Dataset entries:

Start

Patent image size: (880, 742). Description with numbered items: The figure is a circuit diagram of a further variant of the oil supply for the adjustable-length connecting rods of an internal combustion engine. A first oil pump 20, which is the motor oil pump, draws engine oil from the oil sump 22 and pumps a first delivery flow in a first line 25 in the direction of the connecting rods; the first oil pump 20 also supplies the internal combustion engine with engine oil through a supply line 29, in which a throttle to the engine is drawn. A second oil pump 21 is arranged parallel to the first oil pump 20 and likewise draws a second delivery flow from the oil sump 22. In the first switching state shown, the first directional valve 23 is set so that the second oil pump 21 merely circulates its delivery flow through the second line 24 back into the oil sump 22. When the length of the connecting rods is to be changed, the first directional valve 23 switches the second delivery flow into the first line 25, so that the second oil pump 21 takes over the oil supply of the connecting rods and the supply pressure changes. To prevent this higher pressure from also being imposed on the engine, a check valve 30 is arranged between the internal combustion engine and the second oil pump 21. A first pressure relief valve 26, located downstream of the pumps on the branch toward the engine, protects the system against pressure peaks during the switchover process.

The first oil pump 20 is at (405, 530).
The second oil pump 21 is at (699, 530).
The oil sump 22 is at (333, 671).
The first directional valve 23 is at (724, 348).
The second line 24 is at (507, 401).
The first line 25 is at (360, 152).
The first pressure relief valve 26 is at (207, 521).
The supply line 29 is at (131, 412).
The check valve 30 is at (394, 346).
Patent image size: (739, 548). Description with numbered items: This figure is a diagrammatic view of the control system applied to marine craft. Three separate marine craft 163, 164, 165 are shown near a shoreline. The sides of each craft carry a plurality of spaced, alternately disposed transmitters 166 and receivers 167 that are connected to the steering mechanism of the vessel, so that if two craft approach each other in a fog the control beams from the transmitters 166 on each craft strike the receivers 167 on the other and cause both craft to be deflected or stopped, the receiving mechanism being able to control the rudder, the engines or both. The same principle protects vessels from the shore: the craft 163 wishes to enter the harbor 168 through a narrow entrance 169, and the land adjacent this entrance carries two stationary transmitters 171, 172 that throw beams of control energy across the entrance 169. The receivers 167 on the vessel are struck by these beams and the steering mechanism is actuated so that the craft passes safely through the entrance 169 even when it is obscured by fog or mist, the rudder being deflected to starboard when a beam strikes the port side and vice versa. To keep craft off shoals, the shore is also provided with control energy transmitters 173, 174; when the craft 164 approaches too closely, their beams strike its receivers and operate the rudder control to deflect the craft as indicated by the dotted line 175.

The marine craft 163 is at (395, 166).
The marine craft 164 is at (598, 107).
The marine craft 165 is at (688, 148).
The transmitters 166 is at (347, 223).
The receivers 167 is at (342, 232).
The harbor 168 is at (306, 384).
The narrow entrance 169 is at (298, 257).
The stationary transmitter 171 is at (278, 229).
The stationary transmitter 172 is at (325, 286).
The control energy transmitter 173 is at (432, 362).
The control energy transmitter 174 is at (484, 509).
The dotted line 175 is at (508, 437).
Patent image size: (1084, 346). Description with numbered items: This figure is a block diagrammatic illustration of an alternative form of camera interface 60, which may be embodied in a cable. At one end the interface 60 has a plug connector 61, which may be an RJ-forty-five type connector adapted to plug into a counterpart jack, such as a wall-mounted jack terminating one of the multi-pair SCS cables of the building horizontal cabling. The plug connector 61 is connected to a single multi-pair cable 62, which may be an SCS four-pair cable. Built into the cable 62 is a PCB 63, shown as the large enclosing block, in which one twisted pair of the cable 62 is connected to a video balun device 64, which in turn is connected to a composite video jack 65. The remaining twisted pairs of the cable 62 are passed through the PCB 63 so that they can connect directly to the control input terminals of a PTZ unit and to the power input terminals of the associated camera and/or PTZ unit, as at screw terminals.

End

Copy each of the items above word for word, keeping every line unchanged.

Patent image size: (880, 742). Description with numbered items: The figure is a circuit diagram of a further variant of the oil supply for the adjustable-length connecting rods of an internal combustion engine. A first oil pump 20, which is the motor oil pump, draws engine oil from the oil sump 22 and pumps a first delivery flow in a first line 25 in the direction of the connecting rods; the first oil pump 20 also supplies the internal combustion engine with engine oil through a supply line 29, in which a throttle to the engine is drawn. A second oil pump 21 is arranged parallel to the first oil pump 20 and likewise draws a second delivery flow from the oil sump 22. In the first switching state shown, the first directional valve 23 is set so that the second oil pump 21 merely circulates its delivery flow through the second line 24 back into the oil sump 22. When the length of the connecting rods is to be changed, the first directional valve 23 switches the second delivery flow into the first line 25, so that the second oil pump 21 takes over the oil supply of the connecting rods and the supply pressure changes. To prevent this higher pressure from also being imposed on the engine, a check valve 30 is arranged between the internal combustion engine and the second oil pump 21. A first pressure relief valve 26, located downstream of the pumps on the branch toward the engine, protects the system against pressure peaks during the switchover process.

The first oil pump 20 is at (405, 530).
The second oil pump 21 is at (699, 530).
The oil sump 22 is at (333, 671).
The first directional valve 23 is at (724, 348).
The second line 24 is at (507, 401).
The first line 25 is at (360, 152).
The first pressure relief valve 26 is at (207, 521).
The supply line 29 is at (131, 412).
The check valve 30 is at (394, 346).
Patent image size: (739, 548). Description with numbered items: This figure is a diagrammatic view of the control system applied to marine craft. Three separate marine craft 163, 164, 165 are shown near a shoreline. The sides of each craft carry a plurality of spaced, alternately disposed transmitters 166 and receivers 167 that are connected to the steering mechanism of the vessel, so that if two craft approach each other in a fog the control beams from the transmitters 166 on each craft strike the receivers 167 on the other and cause both craft to be deflected or stopped, the receiving mechanism being able to control the rudder, the engines or both. The same principle protects vessels from the shore: the craft 163 wishes to enter the harbor 168 through a narrow entrance 169, and the land adjacent this entrance carries two stationary transmitters 171, 172 that throw beams of control energy across the entrance 169. The receivers 167 on the vessel are struck by these beams and the steering mechanism is actuated so that the craft passes safely through the entrance 169 even when it is obscured by fog or mist, the rudder being deflected to starboard when a beam strikes the port side and vice versa. To keep craft off shoals, the shore is also provided with control energy transmitters 173, 174; when the craft 164 approaches too closely, their beams strike its receivers and operate the rudder control to deflect the craft as indicated by the dotted line 175.

The marine craft 163 is at (395, 166).
The marine craft 164 is at (598, 107).
The marine craft 165 is at (688, 148).
The transmitters 166 is at (347, 223).
The receivers 167 is at (342, 232).
The harbor 168 is at (306, 384).
The narrow entrance 169 is at (298, 257).
The stationary transmitter 171 is at (278, 229).
The stationary transmitter 172 is at (325, 286).
The control energy transmitter 173 is at (432, 362).
The control energy transmitter 174 is at (484, 509).
The dotted line 175 is at (508, 437).
Patent image size: (1084, 346). Description with numbered items: This figure is a block diagrammatic illustration of an alternative form of camera interface 60, which may be embodied in a cable. At one end the interface 60 has a plug connector 61, which may be an RJ-forty-five type connector adapted to plug into a counterpart jack, such as a wall-mounted jack terminating one of the multi-pair SCS cables of the building horizontal cabling. The plug connector 61 is connected to a single multi-pair cable 62, which may be an SCS four-pair cable. Built into the cable 62 is a PCB 63, shown as the large enclosing block, in which one twisted pair of the cable 62 is connected to a video balun device 64, which in turn is connected to a composite video jack 65. The remaining twisted pairs of the cable 62 are passed through the PCB 63 so that they can connect directly to the control input terminals of a PTZ unit and to the power input terminals of the associated camera and/or PTZ unit, as at screw terminals.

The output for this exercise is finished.